--- Records for processing ---

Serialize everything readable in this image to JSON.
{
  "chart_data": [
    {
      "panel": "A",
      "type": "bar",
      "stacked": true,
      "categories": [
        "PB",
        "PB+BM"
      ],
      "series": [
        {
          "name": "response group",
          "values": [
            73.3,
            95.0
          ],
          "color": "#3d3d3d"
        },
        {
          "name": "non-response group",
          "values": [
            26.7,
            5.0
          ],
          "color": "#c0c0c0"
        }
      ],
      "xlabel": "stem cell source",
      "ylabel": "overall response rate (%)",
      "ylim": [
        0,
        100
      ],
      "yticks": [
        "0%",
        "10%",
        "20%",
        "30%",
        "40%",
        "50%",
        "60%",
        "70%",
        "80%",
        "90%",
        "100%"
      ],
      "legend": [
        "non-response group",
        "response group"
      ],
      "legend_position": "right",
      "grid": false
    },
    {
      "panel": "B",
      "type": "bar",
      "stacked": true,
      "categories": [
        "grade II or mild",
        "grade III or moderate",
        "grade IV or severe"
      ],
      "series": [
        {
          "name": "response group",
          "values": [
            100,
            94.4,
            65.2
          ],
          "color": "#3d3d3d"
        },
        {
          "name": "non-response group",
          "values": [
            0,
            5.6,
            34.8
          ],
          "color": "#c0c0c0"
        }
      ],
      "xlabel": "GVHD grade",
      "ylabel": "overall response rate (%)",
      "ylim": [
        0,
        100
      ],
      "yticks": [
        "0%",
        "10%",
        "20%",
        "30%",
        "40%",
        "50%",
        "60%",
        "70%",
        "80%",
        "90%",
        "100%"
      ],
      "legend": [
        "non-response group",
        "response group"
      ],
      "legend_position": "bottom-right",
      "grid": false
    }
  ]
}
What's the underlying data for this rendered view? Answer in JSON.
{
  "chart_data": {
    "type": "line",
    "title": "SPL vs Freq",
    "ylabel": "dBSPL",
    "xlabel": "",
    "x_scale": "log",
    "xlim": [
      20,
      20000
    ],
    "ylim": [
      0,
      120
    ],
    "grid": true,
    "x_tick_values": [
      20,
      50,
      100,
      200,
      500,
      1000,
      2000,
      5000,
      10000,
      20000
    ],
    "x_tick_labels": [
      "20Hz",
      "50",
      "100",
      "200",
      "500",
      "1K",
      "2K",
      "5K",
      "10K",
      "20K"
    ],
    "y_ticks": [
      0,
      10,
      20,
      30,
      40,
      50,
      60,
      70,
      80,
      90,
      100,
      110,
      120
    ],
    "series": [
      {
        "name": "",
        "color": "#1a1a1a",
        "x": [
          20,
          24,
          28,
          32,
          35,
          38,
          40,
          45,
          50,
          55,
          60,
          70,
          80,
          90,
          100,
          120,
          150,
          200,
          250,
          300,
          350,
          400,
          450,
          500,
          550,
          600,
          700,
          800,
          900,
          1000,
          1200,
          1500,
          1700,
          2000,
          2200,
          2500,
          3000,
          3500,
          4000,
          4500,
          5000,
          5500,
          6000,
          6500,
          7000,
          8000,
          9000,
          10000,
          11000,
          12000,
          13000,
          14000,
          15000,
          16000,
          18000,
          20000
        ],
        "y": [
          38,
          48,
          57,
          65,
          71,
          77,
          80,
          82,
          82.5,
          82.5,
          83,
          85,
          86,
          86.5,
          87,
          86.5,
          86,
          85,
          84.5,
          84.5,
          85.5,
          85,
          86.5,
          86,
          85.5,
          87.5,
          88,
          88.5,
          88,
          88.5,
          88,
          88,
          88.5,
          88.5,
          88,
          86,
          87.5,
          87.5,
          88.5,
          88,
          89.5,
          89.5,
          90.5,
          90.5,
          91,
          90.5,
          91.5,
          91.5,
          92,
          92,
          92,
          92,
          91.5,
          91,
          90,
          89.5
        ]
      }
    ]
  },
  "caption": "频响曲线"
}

---

Task to complete: Copy out every line from the data above that has "right" in it.

Exercise response:
      "legend_position": "right",
      "legend_position": "bottom-right",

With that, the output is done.